▶ [Your instructions]:
Rewrite the lines below as a JSON list of strings, one string per line, leaving out any blank lines.
____
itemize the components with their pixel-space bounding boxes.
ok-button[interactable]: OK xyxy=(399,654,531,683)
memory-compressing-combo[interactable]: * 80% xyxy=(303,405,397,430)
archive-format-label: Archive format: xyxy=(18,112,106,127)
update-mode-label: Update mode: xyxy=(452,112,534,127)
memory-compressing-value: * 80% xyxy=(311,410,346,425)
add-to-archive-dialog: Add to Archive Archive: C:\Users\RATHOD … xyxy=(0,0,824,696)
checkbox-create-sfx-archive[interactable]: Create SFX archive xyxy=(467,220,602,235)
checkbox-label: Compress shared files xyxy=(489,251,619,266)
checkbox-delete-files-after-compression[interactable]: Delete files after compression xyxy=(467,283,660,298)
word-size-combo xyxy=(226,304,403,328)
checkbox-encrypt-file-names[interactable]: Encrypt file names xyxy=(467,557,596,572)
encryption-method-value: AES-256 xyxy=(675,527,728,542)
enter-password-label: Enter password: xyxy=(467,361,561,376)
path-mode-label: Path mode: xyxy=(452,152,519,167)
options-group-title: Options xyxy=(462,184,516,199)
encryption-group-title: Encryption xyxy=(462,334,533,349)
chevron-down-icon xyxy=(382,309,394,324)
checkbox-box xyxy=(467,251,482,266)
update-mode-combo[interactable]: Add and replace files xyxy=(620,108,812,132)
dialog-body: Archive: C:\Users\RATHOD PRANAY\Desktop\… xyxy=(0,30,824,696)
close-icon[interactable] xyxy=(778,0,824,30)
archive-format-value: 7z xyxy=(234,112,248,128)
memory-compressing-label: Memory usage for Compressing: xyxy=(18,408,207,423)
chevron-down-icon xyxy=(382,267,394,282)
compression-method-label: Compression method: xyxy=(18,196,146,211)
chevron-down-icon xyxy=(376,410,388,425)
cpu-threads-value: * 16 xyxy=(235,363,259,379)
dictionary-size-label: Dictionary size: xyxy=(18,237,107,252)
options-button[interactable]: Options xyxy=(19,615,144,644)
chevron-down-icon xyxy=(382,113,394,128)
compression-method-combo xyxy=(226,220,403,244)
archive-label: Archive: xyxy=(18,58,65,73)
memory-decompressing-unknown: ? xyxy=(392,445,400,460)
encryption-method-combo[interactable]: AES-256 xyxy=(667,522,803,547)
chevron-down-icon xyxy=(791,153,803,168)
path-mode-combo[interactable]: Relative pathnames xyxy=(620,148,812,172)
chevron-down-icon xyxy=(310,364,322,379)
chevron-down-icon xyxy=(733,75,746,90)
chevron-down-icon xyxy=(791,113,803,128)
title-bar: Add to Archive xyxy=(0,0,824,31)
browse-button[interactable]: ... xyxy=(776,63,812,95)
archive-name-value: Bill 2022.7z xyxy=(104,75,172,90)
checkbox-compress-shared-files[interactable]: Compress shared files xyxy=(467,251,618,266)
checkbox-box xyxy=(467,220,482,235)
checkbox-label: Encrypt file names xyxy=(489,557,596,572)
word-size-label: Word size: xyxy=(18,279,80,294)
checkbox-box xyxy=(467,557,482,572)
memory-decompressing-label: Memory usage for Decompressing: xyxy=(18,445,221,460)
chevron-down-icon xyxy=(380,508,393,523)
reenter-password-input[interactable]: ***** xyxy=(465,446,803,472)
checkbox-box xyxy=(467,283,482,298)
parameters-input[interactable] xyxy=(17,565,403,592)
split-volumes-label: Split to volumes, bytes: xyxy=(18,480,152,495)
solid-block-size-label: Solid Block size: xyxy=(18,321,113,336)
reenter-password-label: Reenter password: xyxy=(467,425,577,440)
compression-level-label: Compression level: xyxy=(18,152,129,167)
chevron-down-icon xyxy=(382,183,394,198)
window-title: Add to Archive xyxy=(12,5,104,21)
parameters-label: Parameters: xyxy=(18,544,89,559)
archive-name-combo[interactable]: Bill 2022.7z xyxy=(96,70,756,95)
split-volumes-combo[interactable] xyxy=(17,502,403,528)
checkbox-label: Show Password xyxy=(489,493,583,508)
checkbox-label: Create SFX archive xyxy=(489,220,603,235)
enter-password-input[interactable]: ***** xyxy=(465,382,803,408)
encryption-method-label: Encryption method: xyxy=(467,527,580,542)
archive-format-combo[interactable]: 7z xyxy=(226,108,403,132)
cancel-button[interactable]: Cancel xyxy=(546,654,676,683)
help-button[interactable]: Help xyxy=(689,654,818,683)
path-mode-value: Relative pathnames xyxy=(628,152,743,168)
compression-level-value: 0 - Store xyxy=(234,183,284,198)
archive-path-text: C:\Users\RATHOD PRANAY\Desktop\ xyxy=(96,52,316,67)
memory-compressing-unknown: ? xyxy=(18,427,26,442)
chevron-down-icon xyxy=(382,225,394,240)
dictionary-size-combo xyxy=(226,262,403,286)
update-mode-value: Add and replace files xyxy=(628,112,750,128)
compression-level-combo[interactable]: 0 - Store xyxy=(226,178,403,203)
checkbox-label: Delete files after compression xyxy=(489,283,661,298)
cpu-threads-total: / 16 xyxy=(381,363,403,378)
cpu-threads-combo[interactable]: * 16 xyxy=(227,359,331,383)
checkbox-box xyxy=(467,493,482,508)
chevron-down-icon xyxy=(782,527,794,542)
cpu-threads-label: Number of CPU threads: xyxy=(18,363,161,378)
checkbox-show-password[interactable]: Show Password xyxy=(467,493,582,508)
____
▶ [Solution for this exercise]:
[
  "itemize the components with their pixel-space bounding boxes.",
  "ok-button[interactable]: OK xyxy=(399,654,531,683)",
  "memory-compressing-combo[interactable]: * 80% xyxy=(303,405,397,430)",
  "archive-format-label: Archive format: xyxy=(18,112,106,127)",
  "update-mode-label: Update mode: xyxy=(452,112,534,127)",
  "memory-compressing-value: * 80% xyxy=(311,410,346,425)",
  "add-to-archive-dialog: Add to Archive Archive: C:\\Users\\RATHOD … xyxy=(0,0,824,696)",
  "checkbox-create-sfx-archive[interactable]: Create SFX archive xyxy=(467,220,602,235)",
  "checkbox-label: Compress shared files xyxy=(489,251,619,266)",
  "checkbox-delete-files-after-compression[interactable]: Delete files after compression xyxy=(467,283,660,298)",
  "word-size-combo xyxy=(226,304,403,328)",
  "checkbox-encrypt-file-names[interactable]: Encrypt file names xyxy=(467,557,596,572)",
  "encryption-method-value: AES-256 xyxy=(675,527,728,542)",
  "enter-password-label: Enter password: xyxy=(467,361,561,376)",
  "path-mode-label: Path mode: xyxy=(452,152,519,167)",
  "options-group-title: Options xyxy=(462,184,516,199)",
  "encryption-group-title: Encryption xyxy=(462,334,533,349)",
  "chevron-down-icon xyxy=(382,309,394,324)",
  "checkbox-box xyxy=(467,251,482,266)",
  "update-mode-combo[interactable]: Add and replace files xyxy=(620,108,812,132)",
  "dialog-body: Archive: C:\\Users\\RATHOD PRANAY\\Desktop\\… xyxy=(0,30,824,696)",
  "close-icon[interactable] xyxy=(778,0,824,30)",
  "archive-format-value: 7z xyxy=(234,112,248,128)",
  "memory-compressing-label: Memory usage for Compressing: xyxy=(18,408,207,423)",
  "chevron-down-icon xyxy=(382,267,394,282)",
  "compression-method-label: Compression method: xyxy=(18,196,146,211)",
  "chevron-down-icon xyxy=(376,410,388,425)",
  "cpu-threads-value: * 16 xyxy=(235,363,259,379)",
  "dictionary-size-label: Dictionary size: xyxy=(18,237,107,252)",
  "options-button[interactable]: Options xyxy=(19,615,144,644)",
  "chevron-down-icon xyxy=(382,113,394,128)",
  "compression-method-combo xyxy=(226,220,403,244)",
  "archive-label: Archive: xyxy=(18,58,65,73)",
  "memory-decompressing-unknown: ? xyxy=(392,445,400,460)",
  "encryption-method-combo[interactable]: AES-256 xyxy=(667,522,803,547)",
  "chevron-down-icon xyxy=(791,153,803,168)",
  "path-mode-combo[interactable]: Relative pathnames xyxy=(620,148,812,172)",
  "chevron-down-icon xyxy=(310,364,322,379)",
  "chevron-down-icon xyxy=(733,75,746,90)",
  "chevron-down-icon xyxy=(791,113,803,128)",
  "title-bar: Add to Archive xyxy=(0,0,824,31)",
  "browse-button[interactable]: ... xyxy=(776,63,812,95)",
  "archive-name-value: Bill 2022.7z xyxy=(104,75,172,90)",
  "checkbox-compress-shared-files[interactable]: Compress shared files xyxy=(467,251,618,266)",
  "checkbox-box xyxy=(467,220,482,235)",
  "checkbox-label: Encrypt file names xyxy=(489,557,596,572)",
  "word-size-label: Word size: xyxy=(18,279,80,294)",
  "checkbox-box xyxy=(467,557,482,572)",
  "memory-decompressing-label: Memory usage for Decompressing: xyxy=(18,445,221,460)",
  "chevron-down-icon xyxy=(380,508,393,523)",
  "reenter-password-input[interactable]: ***** xyxy=(465,446,803,472)",
  "checkbox-box xyxy=(467,283,482,298)",
  "parameters-input[interactable] xyxy=(17,565,403,592)",
  "split-volumes-label: Split to volumes, bytes: xyxy=(18,480,152,495)",
  "solid-block-size-label: Solid Block size: xyxy=(18,321,113,336)",
  "reenter-password-label: Reenter password: xyxy=(467,425,577,440)",
  "compression-level-label: Compression level: xyxy=(18,152,129,167)",
  "chevron-down-icon xyxy=(382,183,394,198)",
  "window-title: Add to Archive xyxy=(12,5,104,21)",
  "parameters-label: Parameters: xyxy=(18,544,89,559)",
  "archive-name-combo[interactable]: Bill 2022.7z xyxy=(96,70,756,95)",
  "split-volumes-combo[interactable] xyxy=(17,502,403,528)",
  "checkbox-label: Show Password xyxy=(489,493,583,508)",
  "checkbox-label: Create SFX archive xyxy=(489,220,603,235)",
  "enter-password-input[interactable]: ***** xyxy=(465,382,803,408)",
  "encryption-method-label: Encryption method: xyxy=(467,527,580,542)",
  "archive-format-combo[interactable]: 7z xyxy=(226,108,403,132)",
  "cancel-button[interactable]: Cancel xyxy=(546,654,676,683)",
  "help-button[interactable]: Help xyxy=(689,654,818,683)",
  "path-mode-value: Relative pathnames xyxy=(628,152,743,168)",
  "compression-level-value: 0 - Store xyxy=(234,183,284,198)",
  "archive-path-text: C:\\Users\\RATHOD PRANAY\\Desktop\\ xyxy=(96,52,316,67)",
  "memory-compressing-unknown: ? xyxy=(18,427,26,442)",
  "chevron-down-icon xyxy=(382,225,394,240)",
  "dictionary-size-combo xyxy=(226,262,403,286)",
  "update-mode-value: Add and replace files xyxy=(628,112,750,128)",
  "compression-level-combo[interactable]: 0 - Store xyxy=(226,178,403,203)",
  "checkbox-label: Delete files after compression xyxy=(489,283,661,298)",
  "cpu-threads-total: / 16 xyxy=(381,363,403,378)",
  "cpu-threads-combo[interactable]: * 16 xyxy=(227,359,331,383)",
  "checkbox-box xyxy=(467,493,482,508)",
  "chevron-down-icon xyxy=(782,527,794,542)",
  "cpu-threads-label: Number of CPU threads: xyxy=(18,363,161,378)",
  "checkbox-show-password[interactable]: Show Password xyxy=(467,493,582,508)"
]